Problem description:
Restate the full set of records exactly, without adding or dropping a word.
+++ Working data +++
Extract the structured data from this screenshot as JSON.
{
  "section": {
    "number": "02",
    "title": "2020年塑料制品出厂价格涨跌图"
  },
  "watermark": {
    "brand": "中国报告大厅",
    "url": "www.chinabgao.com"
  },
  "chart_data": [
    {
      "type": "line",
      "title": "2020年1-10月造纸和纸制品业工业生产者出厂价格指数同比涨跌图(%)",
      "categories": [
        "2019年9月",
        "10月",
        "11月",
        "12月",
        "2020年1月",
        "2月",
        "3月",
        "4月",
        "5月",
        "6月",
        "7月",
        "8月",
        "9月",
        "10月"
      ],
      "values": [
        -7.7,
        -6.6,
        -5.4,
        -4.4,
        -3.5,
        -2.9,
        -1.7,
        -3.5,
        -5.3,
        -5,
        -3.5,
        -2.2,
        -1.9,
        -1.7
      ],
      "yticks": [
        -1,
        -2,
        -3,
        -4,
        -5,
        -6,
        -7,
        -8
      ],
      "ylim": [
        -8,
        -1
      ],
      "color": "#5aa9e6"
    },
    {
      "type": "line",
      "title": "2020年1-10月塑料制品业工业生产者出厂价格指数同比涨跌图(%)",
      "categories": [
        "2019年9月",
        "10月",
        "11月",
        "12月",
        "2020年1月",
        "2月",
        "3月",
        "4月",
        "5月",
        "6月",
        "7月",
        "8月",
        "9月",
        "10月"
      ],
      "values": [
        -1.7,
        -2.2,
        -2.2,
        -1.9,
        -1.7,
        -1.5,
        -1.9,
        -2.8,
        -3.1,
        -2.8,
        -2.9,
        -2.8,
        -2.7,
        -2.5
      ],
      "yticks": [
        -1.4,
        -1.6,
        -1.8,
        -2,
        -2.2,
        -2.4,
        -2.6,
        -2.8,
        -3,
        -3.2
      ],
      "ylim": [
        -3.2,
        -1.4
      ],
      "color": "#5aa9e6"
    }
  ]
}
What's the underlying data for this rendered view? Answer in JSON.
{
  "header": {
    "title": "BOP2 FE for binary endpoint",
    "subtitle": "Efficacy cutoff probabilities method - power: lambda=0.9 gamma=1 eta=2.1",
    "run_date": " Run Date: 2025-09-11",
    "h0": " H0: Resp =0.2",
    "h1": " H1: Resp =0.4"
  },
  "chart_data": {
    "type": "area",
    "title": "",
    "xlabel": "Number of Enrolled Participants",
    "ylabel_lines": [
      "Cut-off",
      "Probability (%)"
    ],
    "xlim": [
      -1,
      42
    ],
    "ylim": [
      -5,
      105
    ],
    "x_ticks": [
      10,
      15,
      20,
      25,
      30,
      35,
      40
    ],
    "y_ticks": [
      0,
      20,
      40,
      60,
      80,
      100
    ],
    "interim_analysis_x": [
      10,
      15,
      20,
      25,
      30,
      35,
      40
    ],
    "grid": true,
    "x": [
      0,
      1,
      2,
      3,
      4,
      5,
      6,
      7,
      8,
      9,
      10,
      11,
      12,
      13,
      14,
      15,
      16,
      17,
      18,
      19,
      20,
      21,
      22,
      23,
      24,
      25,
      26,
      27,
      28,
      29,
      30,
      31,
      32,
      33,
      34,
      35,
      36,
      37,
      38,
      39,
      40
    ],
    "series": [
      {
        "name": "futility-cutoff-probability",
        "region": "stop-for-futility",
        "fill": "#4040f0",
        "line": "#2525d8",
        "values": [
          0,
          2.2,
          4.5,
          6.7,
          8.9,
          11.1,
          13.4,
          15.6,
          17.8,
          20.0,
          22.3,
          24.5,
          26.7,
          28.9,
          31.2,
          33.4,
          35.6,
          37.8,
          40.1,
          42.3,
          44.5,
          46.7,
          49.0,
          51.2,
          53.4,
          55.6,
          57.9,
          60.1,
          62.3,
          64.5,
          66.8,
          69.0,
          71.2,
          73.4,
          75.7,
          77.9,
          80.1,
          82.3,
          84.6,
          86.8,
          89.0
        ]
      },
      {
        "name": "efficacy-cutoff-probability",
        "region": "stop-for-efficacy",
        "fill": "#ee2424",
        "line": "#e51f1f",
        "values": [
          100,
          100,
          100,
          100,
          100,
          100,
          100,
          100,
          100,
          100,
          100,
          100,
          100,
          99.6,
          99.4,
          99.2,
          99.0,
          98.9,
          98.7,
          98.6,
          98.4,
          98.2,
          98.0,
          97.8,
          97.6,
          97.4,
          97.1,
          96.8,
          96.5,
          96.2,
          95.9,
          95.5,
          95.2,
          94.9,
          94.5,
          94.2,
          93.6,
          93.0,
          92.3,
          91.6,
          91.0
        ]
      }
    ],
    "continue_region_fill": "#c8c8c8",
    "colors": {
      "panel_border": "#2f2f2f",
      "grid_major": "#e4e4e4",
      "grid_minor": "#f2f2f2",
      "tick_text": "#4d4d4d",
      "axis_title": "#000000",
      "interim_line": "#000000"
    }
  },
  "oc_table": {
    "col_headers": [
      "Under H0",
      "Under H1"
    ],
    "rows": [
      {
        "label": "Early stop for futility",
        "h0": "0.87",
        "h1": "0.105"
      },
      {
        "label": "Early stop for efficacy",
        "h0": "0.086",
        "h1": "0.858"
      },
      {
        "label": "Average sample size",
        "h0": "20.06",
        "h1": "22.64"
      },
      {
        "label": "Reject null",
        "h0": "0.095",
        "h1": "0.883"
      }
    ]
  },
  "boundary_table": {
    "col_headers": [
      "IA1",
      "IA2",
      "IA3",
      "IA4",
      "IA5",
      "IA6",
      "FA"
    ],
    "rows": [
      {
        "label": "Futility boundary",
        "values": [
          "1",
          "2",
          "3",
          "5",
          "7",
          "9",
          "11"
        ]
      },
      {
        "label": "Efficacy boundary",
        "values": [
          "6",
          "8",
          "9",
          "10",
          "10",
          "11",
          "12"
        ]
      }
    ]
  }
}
+++
Exercise output:
Extract the structured data from this screenshot as JSON.
{
  "section": {
    "number": "02",
    "title": "2020年塑料制品出厂价格涨跌图"
  },
  "watermark": {
    "brand": "中国报告大厅",
    "url": "www.chinabgao.com"
  },
  "chart_data": [
    {
      "type": "line",
      "title": "2020年1-10月造纸和纸制品业工业生产者出厂价格指数同比涨跌图(%)",
      "categories": [
        "2019年9月",
        "10月",
        "11月",
        "12月",
        "2020年1月",
        "2月",
        "3月",
        "4月",
        "5月",
        "6月",
        "7月",
        "8月",
        "9月",
        "10月"
      ],
      "values": [
        -7.7,
        -6.6,
        -5.4,
        -4.4,
        -3.5,
        -2.9,
        -1.7,
        -3.5,
        -5.3,
        -5,
        -3.5,
        -2.2,
        -1.9,
        -1.7
      ],
      "yticks": [
        -1,
        -2,
        -3,
        -4,
        -5,
        -6,
        -7,
        -8
      ],
      "ylim": [
        -8,
        -1
      ],
      "color": "#5aa9e6"
    },
    {
      "type": "line",
      "title": "2020年1-10月塑料制品业工业生产者出厂价格指数同比涨跌图(%)",
      "categories": [
        "2019年9月",
        "10月",
        "11月",
        "12月",
        "2020年1月",
        "2月",
        "3月",
        "4月",
        "5月",
        "6月",
        "7月",
        "8月",
        "9月",
        "10月"
      ],
      "values": [
        -1.7,
        -2.2,
        -2.2,
        -1.9,
        -1.7,
        -1.5,
        -1.9,
        -2.8,
        -3.1,
        -2.8,
        -2.9,
        -2.8,
        -2.7,
        -2.5
      ],
      "yticks": [
        -1.4,
        -1.6,
        -1.8,
        -2,
        -2.2,
        -2.4,
        -2.6,
        -2.8,
        -3,
        -3.2
      ],
      "ylim": [
        -3.2,
        -1.4
      ],
      "color": "#5aa9e6"
    }
  ]
}
What's the underlying data for this rendered view? Answer in JSON.
{
  "header": {
    "title": "BOP2 FE for binary endpoint",
    "subtitle": "Efficacy cutoff probabilities method - power: lambda=0.9 gamma=1 eta=2.1",
    "run_date": " Run Date: 2025-09-11",
    "h0": " H0: Resp =0.2",
    "h1": " H1: Resp =0.4"
  },
  "chart_data": {
    "type": "area",
    "title": "",
    "xlabel": "Number of Enrolled Participants",
    "ylabel_lines": [
      "Cut-off",
      "Probability (%)"
    ],
    "xlim": [
      -1,
      42
    ],
    "ylim": [
      -5,
      105
    ],
    "x_ticks": [
      10,
      15,
      20,
      25,
      30,
      35,
      40
    ],
    "y_ticks": [
      0,
      20,
      40,
      60,
      80,
      100
    ],
    "interim_analysis_x": [
      10,
      15,
      20,
      25,
      30,
      35,
      40
    ],
    "grid": true,
    "x": [
      0,
      1,
      2,
      3,
      4,
      5,
      6,
      7,
      8,
      9,
      10,
      11,
      12,
      13,
      14,
      15,
      16,
      17,
      18,
      19,
      20,
      21,
      22,
      23,
      24,
      25,
      26,
      27,
      28,
      29,
      30,
      31,
      32,
      33,
      34,
      35,
      36,
      37,
      38,
      39,
      40
    ],
    "series": [
      {
        "name": "futility-cutoff-probability",
        "region": "stop-for-futility",
        "fill": "#4040f0",
        "line": "#2525d8",
        "values": [
          0,
          2.2,
          4.5,
          6.7,
          8.9,
          11.1,
          13.4,
          15.6,
          17.8,
          20.0,
          22.3,
          24.5,
          26.7,
          28.9,
          31.2,
          33.4,
          35.6,
          37.8,
          40.1,
          42.3,
          44.5,
          46.7,
          49.0,
          51.2,
          53.4,
          55.6,
          57.9,
          60.1,
          62.3,
          64.5,
          66.8,
          69.0,
          71.2,
          73.4,
          75.7,
          77.9,
          80.1,
          82.3,
          84.6,
          86.8,
          89.0
        ]
      },
      {
        "name": "efficacy-cutoff-probability",
        "region": "stop-for-efficacy",
        "fill": "#ee2424",
        "line": "#e51f1f",
        "values": [
          100,
          100,
          100,
          100,
          100,
          100,
          100,
          100,
          100,
          100,
          100,
          100,
          100,
          99.6,
          99.4,
          99.2,
          99.0,
          98.9,
          98.7,
          98.6,
          98.4,
          98.2,
          98.0,
          97.8,
          97.6,
          97.4,
          97.1,
          96.8,
          96.5,
          96.2,
          95.9,
          95.5,
          95.2,
          94.9,
          94.5,
          94.2,
          93.6,
          93.0,
          92.3,
          91.6,
          91.0
        ]
      }
    ],
    "continue_region_fill": "#c8c8c8",
    "colors": {
      "panel_border": "#2f2f2f",
      "grid_major": "#e4e4e4",
      "grid_minor": "#f2f2f2",
      "tick_text": "#4d4d4d",
      "axis_title": "#000000",
      "interim_line": "#000000"
    }
  },
  "oc_table": {
    "col_headers": [
      "Under H0",
      "Under H1"
    ],
    "rows": [
      {
        "label": "Early stop for futility",
        "h0": "0.87",
        "h1": "0.105"
      },
      {
        "label": "Early stop for efficacy",
        "h0": "0.086",
        "h1": "0.858"
      },
      {
        "label": "Average sample size",
        "h0": "20.06",
        "h1": "22.64"
      },
      {
        "label": "Reject null",
        "h0": "0.095",
        "h1": "0.883"
      }
    ]
  },
  "boundary_table": {
    "col_headers": [
      "IA1",
      "IA2",
      "IA3",
      "IA4",
      "IA5",
      "IA6",
      "FA"
    ],
    "rows": [
      {
        "label": "Futility boundary",
        "values": [
          "1",
          "2",
          "3",
          "5",
          "7",
          "9",
          "11"
        ]
      },
      {
        "label": "Efficacy boundary",
        "values": [
          "6",
          "8",
          "9",
          "10",
          "10",
          "11",
          "12"
        ]
      }
    ]
  }
}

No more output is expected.